**Short task**
Each entry below must be repeated exactly, with pictures left out.

**Provided material**
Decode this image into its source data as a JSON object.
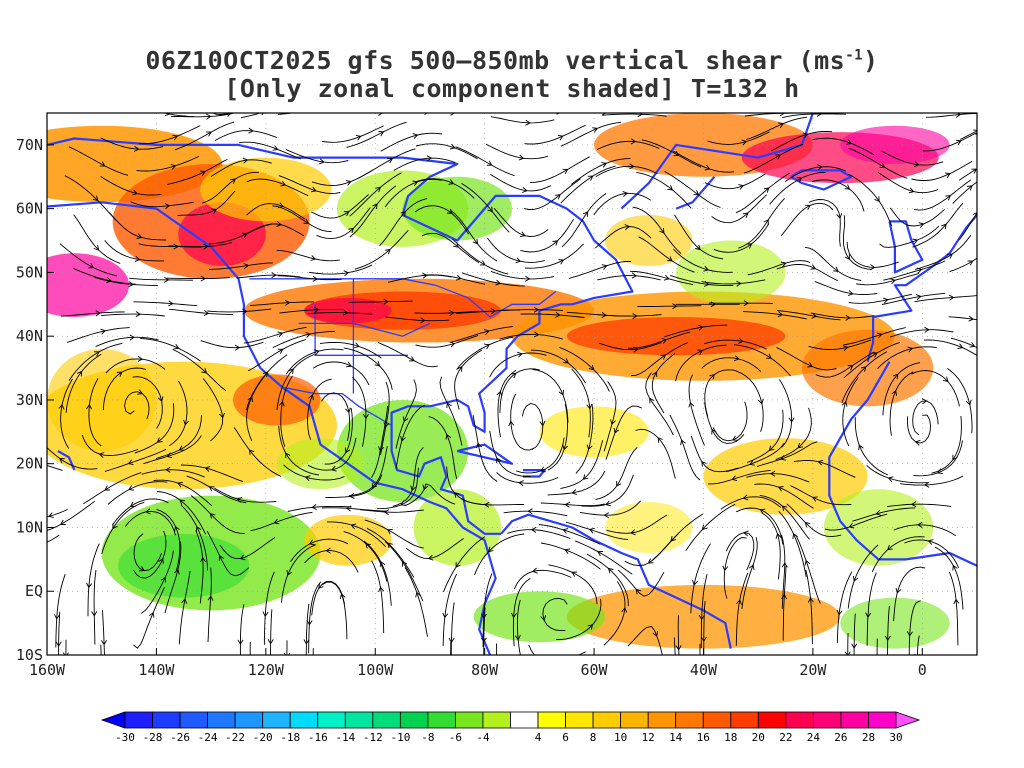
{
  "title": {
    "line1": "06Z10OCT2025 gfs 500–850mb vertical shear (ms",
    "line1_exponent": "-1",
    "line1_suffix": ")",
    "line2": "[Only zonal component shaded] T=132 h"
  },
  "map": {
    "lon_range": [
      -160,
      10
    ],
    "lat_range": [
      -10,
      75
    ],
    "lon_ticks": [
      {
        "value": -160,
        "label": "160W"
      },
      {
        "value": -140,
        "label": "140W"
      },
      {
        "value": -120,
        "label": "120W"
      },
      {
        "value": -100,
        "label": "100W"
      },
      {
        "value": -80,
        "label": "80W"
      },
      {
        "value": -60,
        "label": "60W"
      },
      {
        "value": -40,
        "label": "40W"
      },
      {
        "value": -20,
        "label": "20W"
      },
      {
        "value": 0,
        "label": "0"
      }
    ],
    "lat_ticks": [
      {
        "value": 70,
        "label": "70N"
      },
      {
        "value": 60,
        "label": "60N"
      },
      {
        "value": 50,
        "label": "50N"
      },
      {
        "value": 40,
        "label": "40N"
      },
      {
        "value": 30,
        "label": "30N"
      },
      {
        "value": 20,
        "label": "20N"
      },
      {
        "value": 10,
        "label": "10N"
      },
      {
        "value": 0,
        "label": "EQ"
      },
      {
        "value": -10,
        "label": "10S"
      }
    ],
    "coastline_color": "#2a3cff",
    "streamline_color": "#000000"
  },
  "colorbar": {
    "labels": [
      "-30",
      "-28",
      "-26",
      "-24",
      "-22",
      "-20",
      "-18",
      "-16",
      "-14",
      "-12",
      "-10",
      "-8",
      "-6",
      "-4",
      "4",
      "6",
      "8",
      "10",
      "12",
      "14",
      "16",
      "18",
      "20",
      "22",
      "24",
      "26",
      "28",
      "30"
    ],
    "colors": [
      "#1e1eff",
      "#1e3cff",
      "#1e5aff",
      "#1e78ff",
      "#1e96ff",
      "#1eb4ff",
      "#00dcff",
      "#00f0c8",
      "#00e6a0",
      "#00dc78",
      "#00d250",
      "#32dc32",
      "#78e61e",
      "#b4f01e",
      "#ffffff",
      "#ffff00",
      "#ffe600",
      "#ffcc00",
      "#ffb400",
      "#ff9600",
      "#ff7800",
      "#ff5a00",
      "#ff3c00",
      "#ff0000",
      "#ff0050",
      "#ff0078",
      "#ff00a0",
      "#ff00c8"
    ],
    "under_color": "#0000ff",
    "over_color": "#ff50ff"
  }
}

**Solution to the problem**
Decode this image into its source data as a JSON object.
{
  "title": {
    "line1": "06Z10OCT2025 gfs 500–850mb vertical shear (ms",
    "line1_exponent": "-1",
    "line1_suffix": ")",
    "line2": "[Only zonal component shaded] T=132 h"
  },
  "map": {
    "lon_range": [
      -160,
      10
    ],
    "lat_range": [
      -10,
      75
    ],
    "lon_ticks": [
      {
        "value": -160,
        "label": "160W"
      },
      {
        "value": -140,
        "label": "140W"
      },
      {
        "value": -120,
        "label": "120W"
      },
      {
        "value": -100,
        "label": "100W"
      },
      {
        "value": -80,
        "label": "80W"
      },
      {
        "value": -60,
        "label": "60W"
      },
      {
        "value": -40,
        "label": "40W"
      },
      {
        "value": -20,
        "label": "20W"
      },
      {
        "value": 0,
        "label": "0"
      }
    ],
    "lat_ticks": [
      {
        "value": 70,
        "label": "70N"
      },
      {
        "value": 60,
        "label": "60N"
      },
      {
        "value": 50,
        "label": "50N"
      },
      {
        "value": 40,
        "label": "40N"
      },
      {
        "value": 30,
        "label": "30N"
      },
      {
        "value": 20,
        "label": "20N"
      },
      {
        "value": 10,
        "label": "10N"
      },
      {
        "value": 0,
        "label": "EQ"
      },
      {
        "value": -10,
        "label": "10S"
      }
    ],
    "coastline_color": "#2a3cff",
    "streamline_color": "#000000"
  },
  "colorbar": {
    "labels": [
      "-30",
      "-28",
      "-26",
      "-24",
      "-22",
      "-20",
      "-18",
      "-16",
      "-14",
      "-12",
      "-10",
      "-8",
      "-6",
      "-4",
      "4",
      "6",
      "8",
      "10",
      "12",
      "14",
      "16",
      "18",
      "20",
      "22",
      "24",
      "26",
      "28",
      "30"
    ],
    "colors": [
      "#1e1eff",
      "#1e3cff",
      "#1e5aff",
      "#1e78ff",
      "#1e96ff",
      "#1eb4ff",
      "#00dcff",
      "#00f0c8",
      "#00e6a0",
      "#00dc78",
      "#00d250",
      "#32dc32",
      "#78e61e",
      "#b4f01e",
      "#ffffff",
      "#ffff00",
      "#ffe600",
      "#ffcc00",
      "#ffb400",
      "#ff9600",
      "#ff7800",
      "#ff5a00",
      "#ff3c00",
      "#ff0000",
      "#ff0050",
      "#ff0078",
      "#ff00a0",
      "#ff00c8"
    ],
    "under_color": "#0000ff",
    "over_color": "#ff50ff"
  }
}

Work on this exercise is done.